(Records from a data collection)
------------------------------

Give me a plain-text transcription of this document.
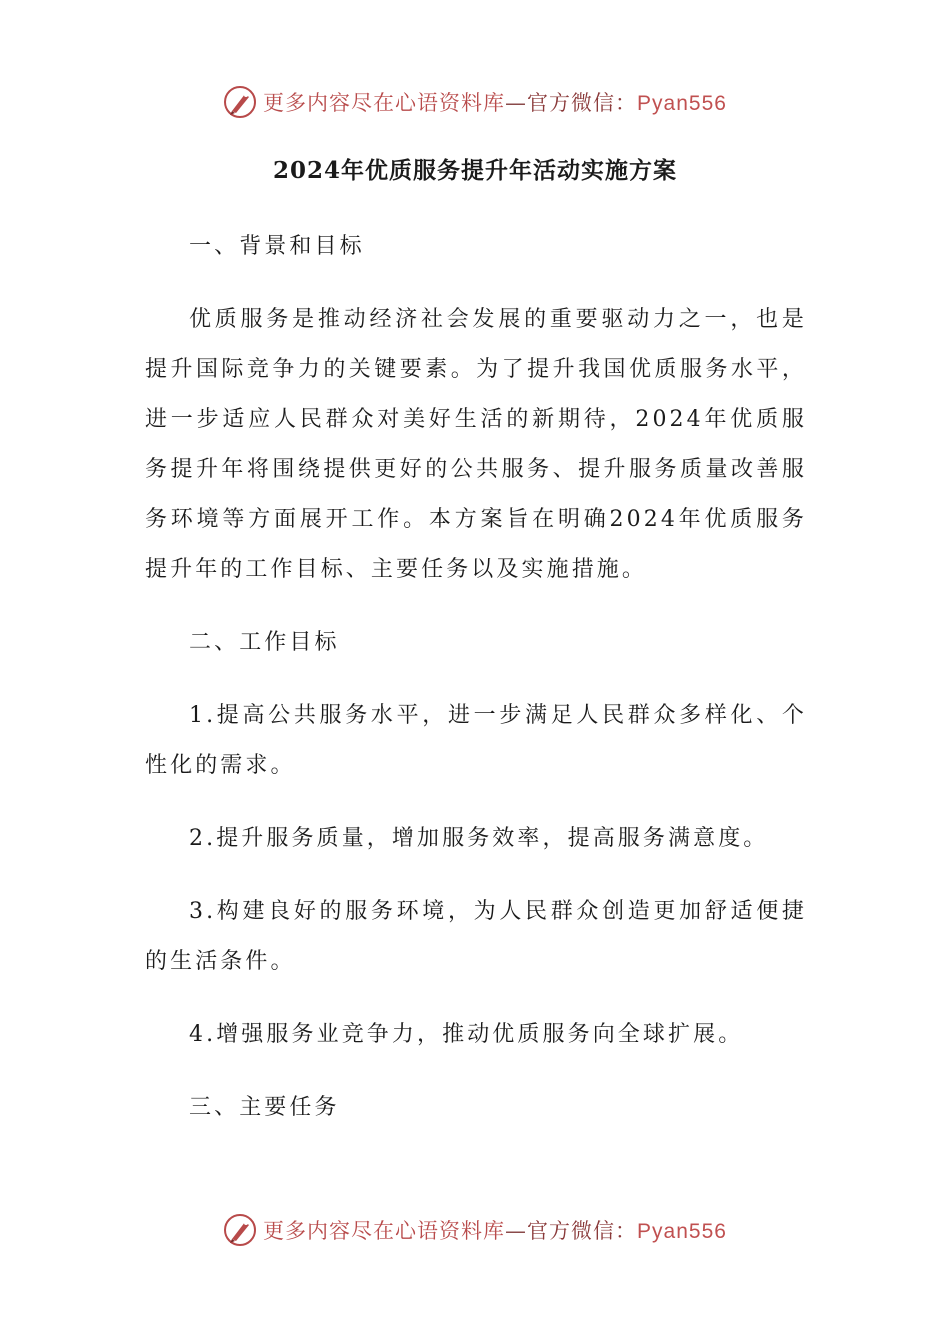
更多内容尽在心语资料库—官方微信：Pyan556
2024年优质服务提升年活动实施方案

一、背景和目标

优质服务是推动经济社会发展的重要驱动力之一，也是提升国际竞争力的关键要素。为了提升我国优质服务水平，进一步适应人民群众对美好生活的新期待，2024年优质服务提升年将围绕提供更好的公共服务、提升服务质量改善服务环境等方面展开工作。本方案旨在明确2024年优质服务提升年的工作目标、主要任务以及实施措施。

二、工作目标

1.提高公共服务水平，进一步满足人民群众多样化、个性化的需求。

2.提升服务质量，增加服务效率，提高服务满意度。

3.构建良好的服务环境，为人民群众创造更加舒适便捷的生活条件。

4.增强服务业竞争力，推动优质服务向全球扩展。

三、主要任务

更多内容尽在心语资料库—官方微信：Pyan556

------------------------------

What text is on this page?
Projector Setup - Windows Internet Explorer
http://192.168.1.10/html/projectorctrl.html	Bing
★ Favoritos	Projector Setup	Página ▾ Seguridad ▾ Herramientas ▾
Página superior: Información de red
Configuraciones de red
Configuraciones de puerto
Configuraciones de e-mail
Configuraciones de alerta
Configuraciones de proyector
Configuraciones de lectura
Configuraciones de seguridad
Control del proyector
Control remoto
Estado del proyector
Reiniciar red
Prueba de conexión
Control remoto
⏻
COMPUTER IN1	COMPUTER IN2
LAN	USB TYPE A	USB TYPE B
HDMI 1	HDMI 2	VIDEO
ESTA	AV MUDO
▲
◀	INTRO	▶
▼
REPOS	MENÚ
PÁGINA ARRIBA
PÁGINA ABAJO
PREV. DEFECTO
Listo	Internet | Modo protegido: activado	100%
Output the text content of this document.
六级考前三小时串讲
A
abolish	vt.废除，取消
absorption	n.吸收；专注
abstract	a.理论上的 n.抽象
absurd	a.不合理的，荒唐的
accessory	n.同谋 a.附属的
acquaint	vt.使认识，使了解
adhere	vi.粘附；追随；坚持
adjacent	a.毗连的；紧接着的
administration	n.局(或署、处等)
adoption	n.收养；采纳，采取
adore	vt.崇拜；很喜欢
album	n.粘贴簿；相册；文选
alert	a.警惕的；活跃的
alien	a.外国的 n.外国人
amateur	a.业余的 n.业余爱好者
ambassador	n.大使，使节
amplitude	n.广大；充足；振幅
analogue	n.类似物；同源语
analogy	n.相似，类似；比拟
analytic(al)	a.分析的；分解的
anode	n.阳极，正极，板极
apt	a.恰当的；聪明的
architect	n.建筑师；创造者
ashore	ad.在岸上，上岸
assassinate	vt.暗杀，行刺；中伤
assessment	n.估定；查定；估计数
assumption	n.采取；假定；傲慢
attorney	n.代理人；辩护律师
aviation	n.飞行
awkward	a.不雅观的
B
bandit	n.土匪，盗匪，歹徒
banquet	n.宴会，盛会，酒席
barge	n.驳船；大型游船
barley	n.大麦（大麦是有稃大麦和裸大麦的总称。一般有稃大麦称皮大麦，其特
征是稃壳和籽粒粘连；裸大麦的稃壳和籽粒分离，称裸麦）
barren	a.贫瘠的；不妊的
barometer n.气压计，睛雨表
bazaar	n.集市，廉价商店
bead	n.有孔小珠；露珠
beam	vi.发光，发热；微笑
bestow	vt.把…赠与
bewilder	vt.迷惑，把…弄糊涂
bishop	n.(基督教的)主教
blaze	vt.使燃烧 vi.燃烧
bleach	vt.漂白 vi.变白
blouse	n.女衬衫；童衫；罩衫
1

------------------------------

__Request__: Tally up the lines of the listing containing the word "Configuraciones". Give only the total.

__Final answer__: 7